What is expected: An exact copy of every record is needed.

(Data extracted from a collection)
-=-=-

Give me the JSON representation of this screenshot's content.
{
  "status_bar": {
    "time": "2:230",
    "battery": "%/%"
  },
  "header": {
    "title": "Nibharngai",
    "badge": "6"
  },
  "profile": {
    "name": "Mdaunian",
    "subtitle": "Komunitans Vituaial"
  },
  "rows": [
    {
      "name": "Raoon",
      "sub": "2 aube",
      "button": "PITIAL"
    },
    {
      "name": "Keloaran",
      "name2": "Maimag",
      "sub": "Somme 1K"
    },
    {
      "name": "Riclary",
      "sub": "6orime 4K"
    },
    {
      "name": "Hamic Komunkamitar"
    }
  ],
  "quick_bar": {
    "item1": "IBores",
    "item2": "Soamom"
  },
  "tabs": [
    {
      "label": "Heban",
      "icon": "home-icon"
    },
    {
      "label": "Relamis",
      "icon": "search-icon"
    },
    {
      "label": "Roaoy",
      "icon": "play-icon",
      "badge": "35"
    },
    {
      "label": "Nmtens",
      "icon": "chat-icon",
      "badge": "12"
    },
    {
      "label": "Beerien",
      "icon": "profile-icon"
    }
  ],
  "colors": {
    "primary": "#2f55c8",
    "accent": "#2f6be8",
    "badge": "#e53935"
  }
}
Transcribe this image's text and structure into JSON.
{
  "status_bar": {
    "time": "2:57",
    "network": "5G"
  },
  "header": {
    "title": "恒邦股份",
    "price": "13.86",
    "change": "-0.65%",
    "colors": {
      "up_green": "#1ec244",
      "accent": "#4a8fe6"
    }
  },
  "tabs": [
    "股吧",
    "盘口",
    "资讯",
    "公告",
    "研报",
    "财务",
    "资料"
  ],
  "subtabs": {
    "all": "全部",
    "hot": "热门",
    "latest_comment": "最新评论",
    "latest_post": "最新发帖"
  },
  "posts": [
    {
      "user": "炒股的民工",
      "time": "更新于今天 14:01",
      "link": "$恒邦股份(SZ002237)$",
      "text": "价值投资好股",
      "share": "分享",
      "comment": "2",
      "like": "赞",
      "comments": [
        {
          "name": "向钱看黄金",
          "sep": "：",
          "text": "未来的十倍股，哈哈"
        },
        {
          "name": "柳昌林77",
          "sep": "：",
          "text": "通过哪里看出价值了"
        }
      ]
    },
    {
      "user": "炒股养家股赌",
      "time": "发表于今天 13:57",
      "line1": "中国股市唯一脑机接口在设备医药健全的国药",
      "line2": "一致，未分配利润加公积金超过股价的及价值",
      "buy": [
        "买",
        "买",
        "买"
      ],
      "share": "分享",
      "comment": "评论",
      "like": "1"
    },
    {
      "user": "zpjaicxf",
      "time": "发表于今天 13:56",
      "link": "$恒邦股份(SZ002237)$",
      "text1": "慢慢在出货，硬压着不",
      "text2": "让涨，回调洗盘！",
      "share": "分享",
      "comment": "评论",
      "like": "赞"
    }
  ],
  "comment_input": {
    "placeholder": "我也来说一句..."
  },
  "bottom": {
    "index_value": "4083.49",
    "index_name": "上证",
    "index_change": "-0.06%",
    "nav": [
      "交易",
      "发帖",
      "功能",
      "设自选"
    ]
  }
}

-=-=-

Task answer:
Give me the JSON representation of this screenshot's content.
{
  "status_bar": {
    "time": "2:230",
    "battery": "%/%"
  },
  "header": {
    "title": "Nibharngai",
    "badge": "6"
  },
  "profile": {
    "name": "Mdaunian",
    "subtitle": "Komunitans Vituaial"
  },
  "rows": [
    {
      "name": "Raoon",
      "sub": "2 aube",
      "button": "PITIAL"
    },
    {
      "name": "Keloaran",
      "name2": "Maimag",
      "sub": "Somme 1K"
    },
    {
      "name": "Riclary",
      "sub": "6orime 4K"
    },
    {
      "name": "Hamic Komunkamitar"
    }
  ],
  "quick_bar": {
    "item1": "IBores",
    "item2": "Soamom"
  },
  "tabs": [
    {
      "label": "Heban",
      "icon": "home-icon"
    },
    {
      "label": "Relamis",
      "icon": "search-icon"
    },
    {
      "label": "Roaoy",
      "icon": "play-icon",
      "badge": "35"
    },
    {
      "label": "Nmtens",
      "icon": "chat-icon",
      "badge": "12"
    },
    {
      "label": "Beerien",
      "icon": "profile-icon"
    }
  ],
  "colors": {
    "primary": "#2f55c8",
    "accent": "#2f6be8",
    "badge": "#e53935"
  }
}
Transcribe this image's text and structure into JSON.
{
  "status_bar": {
    "time": "2:57",
    "network": "5G"
  },
  "header": {
    "title": "恒邦股份",
    "price": "13.86",
    "change": "-0.65%",
    "colors": {
      "up_green": "#1ec244",
      "accent": "#4a8fe6"
    }
  },
  "tabs": [
    "股吧",
    "盘口",
    "资讯",
    "公告",
    "研报",
    "财务",
    "资料"
  ],
  "subtabs": {
    "all": "全部",
    "hot": "热门",
    "latest_comment": "最新评论",
    "latest_post": "最新发帖"
  },
  "posts": [
    {
      "user": "炒股的民工",
      "time": "更新于今天 14:01",
      "link": "$恒邦股份(SZ002237)$",
      "text": "价值投资好股",
      "share": "分享",
      "comment": "2",
      "like": "赞",
      "comments": [
        {
          "name": "向钱看黄金",
          "sep": "：",
          "text": "未来的十倍股，哈哈"
        },
        {
          "name": "柳昌林77",
          "sep": "：",
          "text": "通过哪里看出价值了"
        }
      ]
    },
    {
      "user": "炒股养家股赌",
      "time": "发表于今天 13:57",
      "line1": "中国股市唯一脑机接口在设备医药健全的国药",
      "line2": "一致，未分配利润加公积金超过股价的及价值",
      "buy": [
        "买",
        "买",
        "买"
      ],
      "share": "分享",
      "comment": "评论",
      "like": "1"
    },
    {
      "user": "zpjaicxf",
      "time": "发表于今天 13:56",
      "link": "$恒邦股份(SZ002237)$",
      "text1": "慢慢在出货，硬压着不",
      "text2": "让涨，回调洗盘！",
      "share": "分享",
      "comment": "评论",
      "like": "赞"
    }
  ],
  "comment_input": {
    "placeholder": "我也来说一句..."
  },
  "bottom": {
    "index_value": "4083.49",
    "index_name": "上证",
    "index_change": "-0.06%",
    "nav": [
      "交易",
      "发帖",
      "功能",
      "设自选"
    ]
  }
}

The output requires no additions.